_Figure collection entries_:
^^^^
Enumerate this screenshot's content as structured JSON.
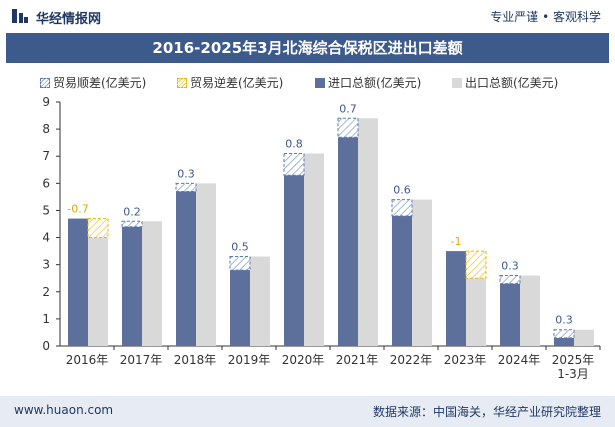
{
  "header": {
    "brand": "华经情报网",
    "slogan": "专业严谨 • 客观科学"
  },
  "title": "2016-2025年3月北海综合保税区进出口差额",
  "legend": {
    "surplus": "贸易顺差(亿美元)",
    "deficit": "贸易逆差(亿美元)",
    "import": "进口总额(亿美元)",
    "export": "出口总额(亿美元)"
  },
  "footer": {
    "website": "www.huaon.com",
    "source": "数据来源：中国海关，华经产业研究院整理"
  },
  "colors": {
    "import": "#5d6f9b",
    "export": "#d9d9d9",
    "surplus": "#5b7bb0",
    "deficit": "#e6b800",
    "axis": "#333333"
  },
  "chart_data": {
    "type": "bar",
    "title": "2016-2025年3月北海综合保税区进出口差额",
    "categories": [
      "2016年",
      "2017年",
      "2018年",
      "2019年",
      "2020年",
      "2021年",
      "2022年",
      "2023年",
      "2024年",
      "2025年\n1-3月"
    ],
    "series": [
      {
        "name": "进口总额(亿美元)",
        "values": [
          4.7,
          4.4,
          5.7,
          2.8,
          6.3,
          7.7,
          4.8,
          3.5,
          2.3,
          0.3
        ]
      },
      {
        "name": "出口总额(亿美元)",
        "values": [
          4.0,
          4.6,
          6.0,
          3.3,
          7.1,
          8.4,
          5.4,
          2.5,
          2.6,
          0.6
        ]
      }
    ],
    "balance": [
      -0.7,
      0.2,
      0.3,
      0.5,
      0.8,
      0.7,
      0.6,
      -1,
      0.3,
      0.3
    ],
    "balance_labels": [
      "-0.7",
      "0.2",
      "0.3",
      "0.5",
      "0.8",
      "0.7",
      "0.6",
      "-1",
      "0.3",
      "0.3"
    ],
    "ylim": [
      0,
      9
    ],
    "yticks": [
      0,
      1,
      2,
      3,
      4,
      5,
      6,
      7,
      8,
      9
    ],
    "xlabel": "",
    "ylabel": ""
  }
}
^^^^
_AIM_: Every record above should come back exactly, but without its pictures.

_FINISHED TASK_:
Enumerate this screenshot's content as structured JSON.
{
  "header": {
    "brand": "华经情报网",
    "slogan": "专业严谨 • 客观科学"
  },
  "title": "2016-2025年3月北海综合保税区进出口差额",
  "legend": {
    "surplus": "贸易顺差(亿美元)",
    "deficit": "贸易逆差(亿美元)",
    "import": "进口总额(亿美元)",
    "export": "出口总额(亿美元)"
  },
  "footer": {
    "website": "www.huaon.com",
    "source": "数据来源：中国海关，华经产业研究院整理"
  },
  "colors": {
    "import": "#5d6f9b",
    "export": "#d9d9d9",
    "surplus": "#5b7bb0",
    "deficit": "#e6b800",
    "axis": "#333333"
  },
  "chart_data": {
    "type": "bar",
    "title": "2016-2025年3月北海综合保税区进出口差额",
    "categories": [
      "2016年",
      "2017年",
      "2018年",
      "2019年",
      "2020年",
      "2021年",
      "2022年",
      "2023年",
      "2024年",
      "2025年\n1-3月"
    ],
    "series": [
      {
        "name": "进口总额(亿美元)",
        "values": [
          4.7,
          4.4,
          5.7,
          2.8,
          6.3,
          7.7,
          4.8,
          3.5,
          2.3,
          0.3
        ]
      },
      {
        "name": "出口总额(亿美元)",
        "values": [
          4.0,
          4.6,
          6.0,
          3.3,
          7.1,
          8.4,
          5.4,
          2.5,
          2.6,
          0.6
        ]
      }
    ],
    "balance": [
      -0.7,
      0.2,
      0.3,
      0.5,
      0.8,
      0.7,
      0.6,
      -1,
      0.3,
      0.3
    ],
    "balance_labels": [
      "-0.7",
      "0.2",
      "0.3",
      "0.5",
      "0.8",
      "0.7",
      "0.6",
      "-1",
      "0.3",
      "0.3"
    ],
    "ylim": [
      0,
      9
    ],
    "yticks": [
      0,
      1,
      2,
      3,
      4,
      5,
      6,
      7,
      8,
      9
    ],
    "xlabel": "",
    "ylabel": ""
  }
}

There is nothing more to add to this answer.